__WHAT IS REQUIRED__.
Pick out each line below containing "STUDIES".
^^^^
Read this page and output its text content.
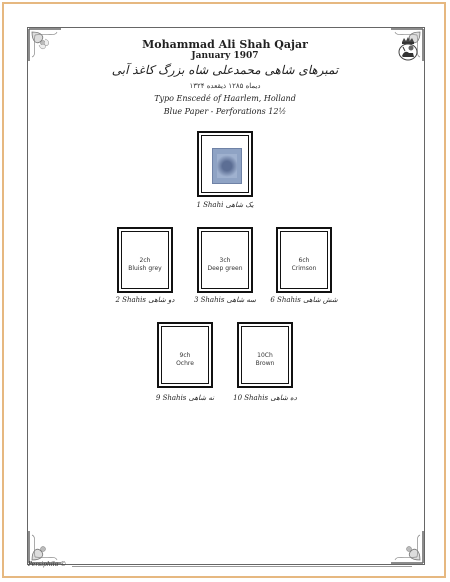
Mohammad Ali Shah Qajar
January 1907
تمبرهای شاهی محمدعلی شاه بزرگ کاغذ آبی
دیماه ۱۲۸۵ ذیقعده ۱۳۲۴
Typo Enscedé of Haarlem, Holland
Blue Paper - Perforations 12½
1 Shahi یک شاهی
2ch
Bluish grey
2 Shahis دو شاهی
3ch
Deep green
3 Shahis سه شاهی
6ch
Crimson
6 Shahis شش شاهی
9ch
Ochre
9 Shahis نه شاهی
10Ch
Brown
10 Shahis ده شاهی
Persiphila ©
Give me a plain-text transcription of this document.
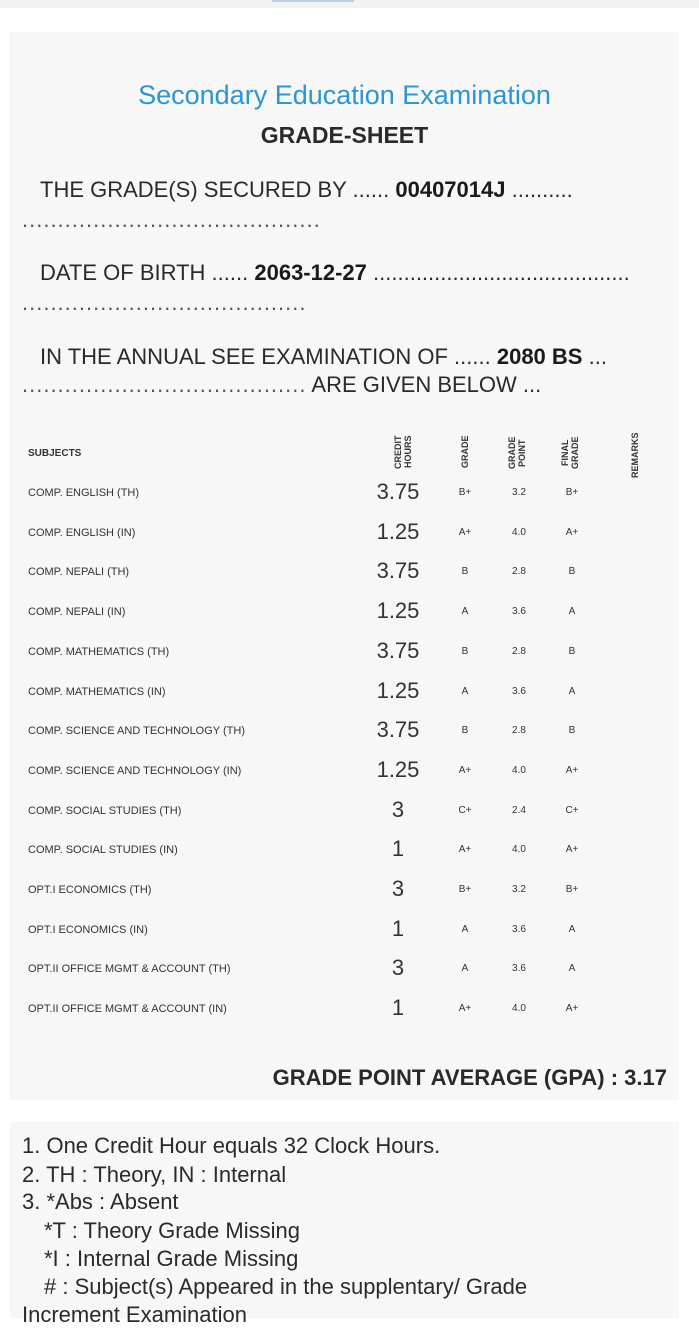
Secondary Education Examination
GRADE-SHEET
THE GRADE(S) SECURED BY ...... 00407014J ..........
..........................................
DATE OF BIRTH ...... 2063-12-27 ..........................................
........................................
IN THE ANNUAL SEE EXAMINATION OF ...... 2080 BS ...
........................................ ARE GIVEN BELOW ...
SUBJECTS	CREDIT HOURS	GRADE	GRADE POINT	FINAL GRADE	REMARKS
COMP. ENGLISH (TH)	3.75	B+	3.2	B+
COMP. ENGLISH (IN)	1.25	A+	4.0	A+
COMP. NEPALI (TH)	3.75	B	2.8	B
COMP. NEPALI (IN)	1.25	A	3.6	A
COMP. MATHEMATICS (TH)	3.75	B	2.8	B
COMP. MATHEMATICS (IN)	1.25	A	3.6	A
COMP. SCIENCE AND TECHNOLOGY (TH)	3.75	B	2.8	B
COMP. SCIENCE AND TECHNOLOGY (IN)	1.25	A+	4.0	A+
COMP. SOCIAL STUDIES (TH)	3	C+	2.4	C+
COMP. SOCIAL STUDIES (IN)	1	A+	4.0	A+
OPT.I ECONOMICS (TH)	3	B+	3.2	B+
OPT.I ECONOMICS (IN)	1	A	3.6	A
OPT.II OFFICE MGMT & ACCOUNT (TH)	3	A	3.6	A
OPT.II OFFICE MGMT & ACCOUNT (IN)	1	A+	4.0	A+
GRADE POINT AVERAGE (GPA) : 3.17
1. One Credit Hour equals 32 Clock Hours.
2. TH : Theory, IN : Internal
3. *Abs : Absent
*T : Theory Grade Missing
*I : Internal Grade Missing
# : Subject(s) Appeared in the supplentary/ Grade
Increment Examination
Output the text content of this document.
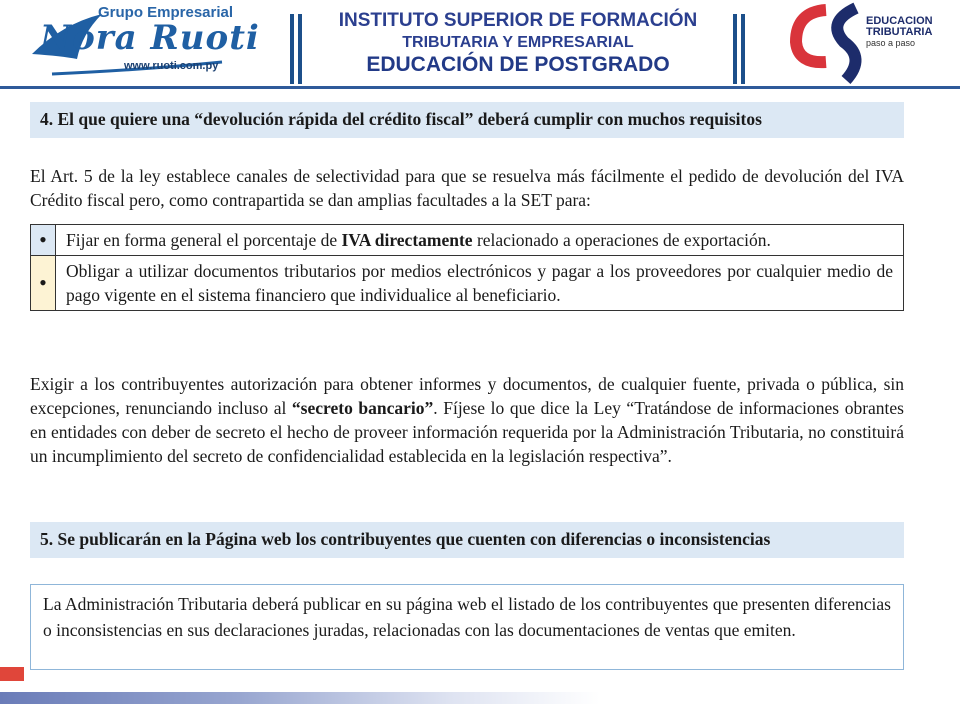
Grupo Empresarial
Nora Ruoti
www.ruoti.com.py
INSTITUTO SUPERIOR DE FORMACIÓN
TRIBUTARIA Y EMPRESARIAL
EDUCACIÓN DE POSTGRADO
EDUCACION
TRIBUTARIA
paso a paso
4. El que quiere una “devolución rápida del crédito fiscal” deberá cumplir con muchos requisitos
El Art. 5 de la ley establece canales de selectividad para que se resuelva más fácilmente el pedido de devolución del IVA Crédito fiscal pero, como contrapartida se dan amplias facultades a la SET para:
•	Fijar en forma general el porcentaje de IVA directamente relacionado a operaciones de exportación.
•	Obligar a utilizar documentos tributarios por medios electrónicos y pagar a los proveedores por cualquier medio de pago vigente en el sistema financiero que individualice al beneficiario.
Exigir a los contribuyentes autorización para obtener informes y documentos, de cualquier fuente, privada o pública, sin excepciones, renunciando incluso al “secreto bancario”. Fíjese lo que dice la Ley “Tratándose de informaciones obrantes en entidades con deber de secreto el hecho de proveer información requerida por la Administración Tributaria, no constituirá un incumplimiento del secreto de confidencialidad establecida en la legislación respectiva”.
5. Se publicarán en la Página web los contribuyentes que cuenten con diferencias o inconsistencias
La Administración Tributaria deberá publicar en su página web el listado de los contribuyentes que presenten diferencias o inconsistencias en sus declaraciones juradas, relacionadas con las documentaciones de ventas que emiten.
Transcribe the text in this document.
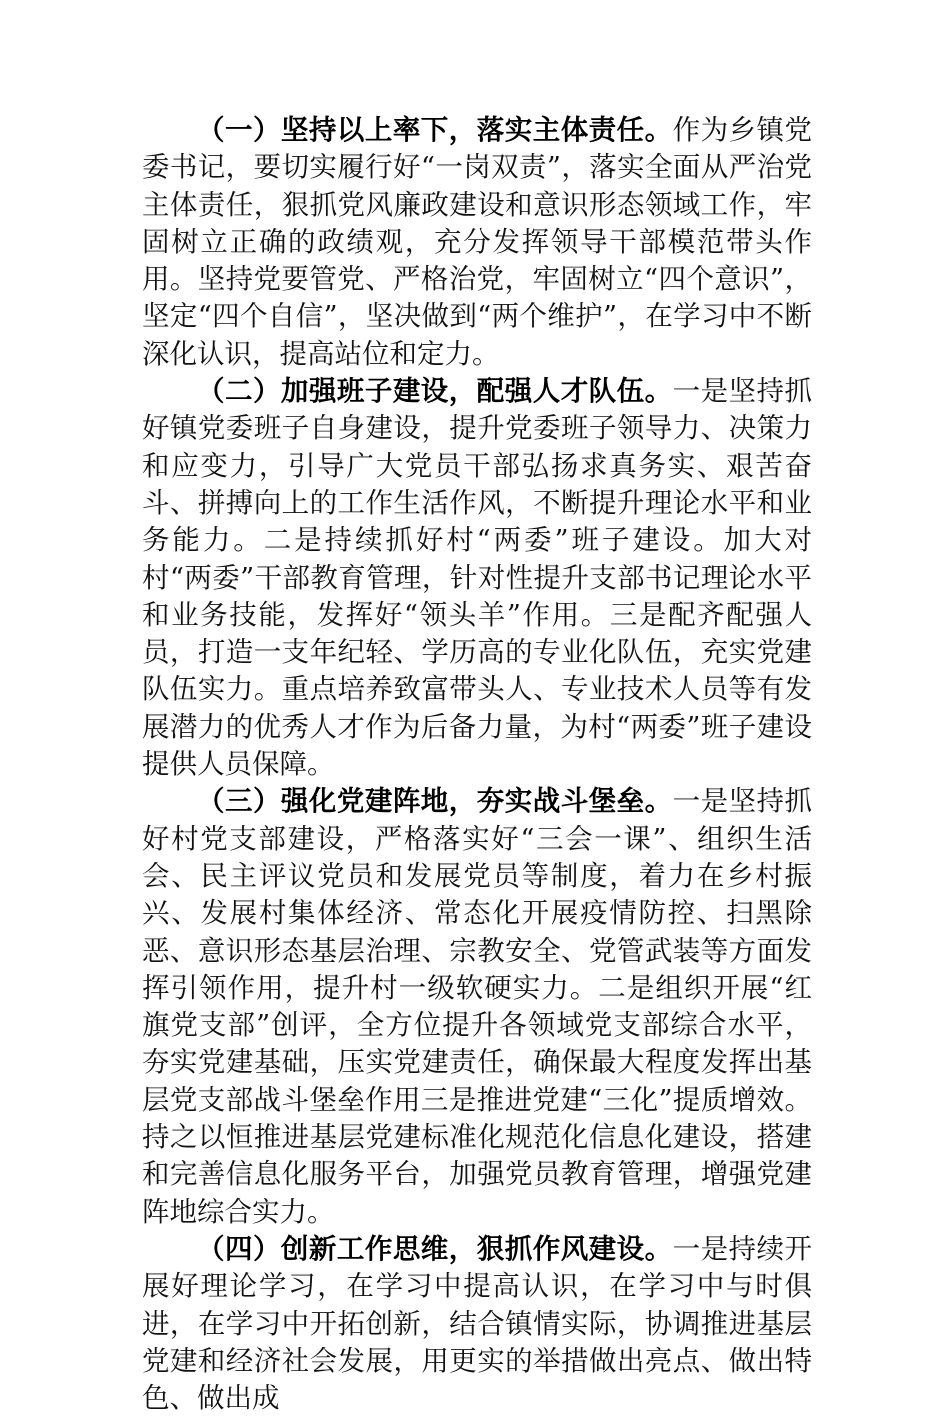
（一）坚持以上率下，落实主体责任。作为乡镇党委书记，要切实履行好“一岗双责”，落实全面从严治党主体责任，狠抓党风廉政建设和意识形态领域工作，牢固树立正确的政绩观，充分发挥领导干部模范带头作用。坚持党要管党、严格治党，牢固树立“四个意识”，坚定“四个自信”，坚决做到“两个维护”，在学习中不断深化认识，提高站位和定力。

（二）加强班子建设，配强人才队伍。一是坚持抓好镇党委班子自身建设，提升党委班子领导力、决策力和应变力，引导广大党员干部弘扬求真务实、艰苦奋斗、拼搏向上的工作生活作风，不断提升理论水平和业务能力。二是持续抓好村“两委”班子建设。加大对村“两委”干部教育管理，针对性提升支部书记理论水平和业务技能，发挥好“领头羊”作用。三是配齐配强人员，打造一支年纪轻、学历高的专业化队伍，充实党建队伍实力。重点培养致富带头人、专业技术人员等有发展潜力的优秀人才作为后备力量，为村“两委”班子建设提供人员保障。

（三）强化党建阵地，夯实战斗堡垒。一是坚持抓好村党支部建设，严格落实好“三会一课”、组织生活会、民主评议党员和发展党员等制度，着力在乡村振兴、发展村集体经济、常态化开展疫情防控、扫黑除恶、意识形态基层治理、宗教安全、党管武装等方面发挥引领作用，提升村一级软硬实力。二是组织开展“红旗党支部”创评，全方位提升各领域党支部综合水平，夯实党建基础，压实党建责任，确保最大程度发挥出基层党支部战斗堡垒作用三是推进党建“三化”提质增效。持之以恒推进基层党建标准化规范化信息化建设，搭建和完善信息化服务平台，加强党员教育管理，增强党建阵地综合实力。

（四）创新工作思维，狠抓作风建设。一是持续开展好理论学习，在学习中提高认识，在学习中与时俱进，在学习中开拓创新，结合镇情实际，协调推进基层党建和经济社会发展，用更实的举措做出亮点、做出特色、做出成
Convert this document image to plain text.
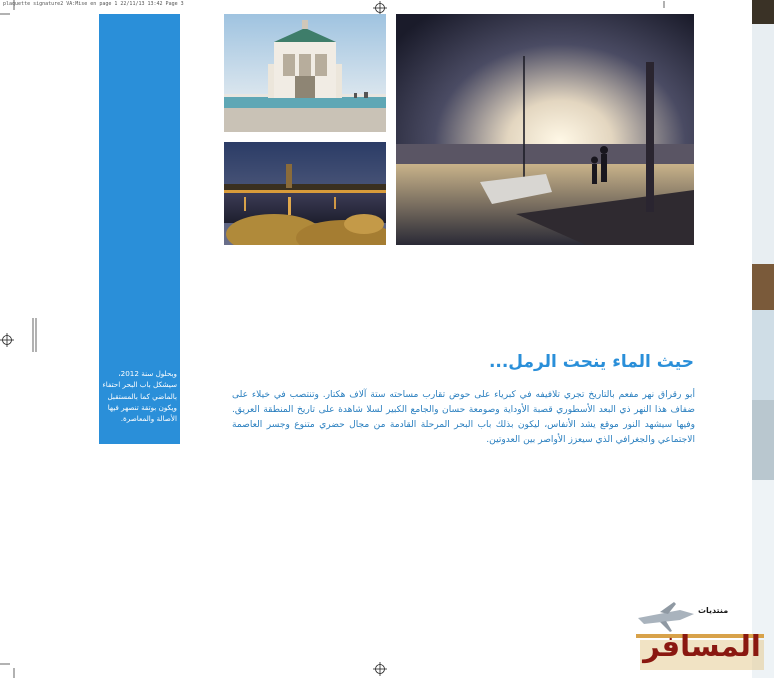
plaquette signature2 VA:Mise en page 1 22/11/13 13:42 Page 3
وبحلول سنة 2012، سيشكل باب البحر احتفاء بالماضي كما بالمستقبل ويكون بوتقة تنصهر فيها الأصالة والمعاصرة.
حيث الماء ينحت الرمل...
أبو رقراق نهر مفعم بالتاريخ تجري تلافيفه في كبرياء على حوض تقارب مساحته ستة آلاف هكتار. وتنتصب في خيلاء على ضفاف هذا النهر ذي البعد الأسطوري قصبة الأوداية وصومعة حسان والجامع الكبير لسلا شاهدة على تاريخ المنطقة العريق. وفيها سيشهد النور موقع يشد الأنفاس، ليكون بذلك باب البحر المرحلة القادمة من مجال حضري متنوع وجسر العاصمة الاجتماعي والجغرافي الذي سيعزز الأواصر بين العدوتين.
منتديات
المسافر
^^^^
__ANSWER TO THE EXERCISE__.
COMP. SOCIAL STUDIES (TH)	3	C+	2.4	C+
COMP. SOCIAL STUDIES (IN)	1	A+	4.0	A+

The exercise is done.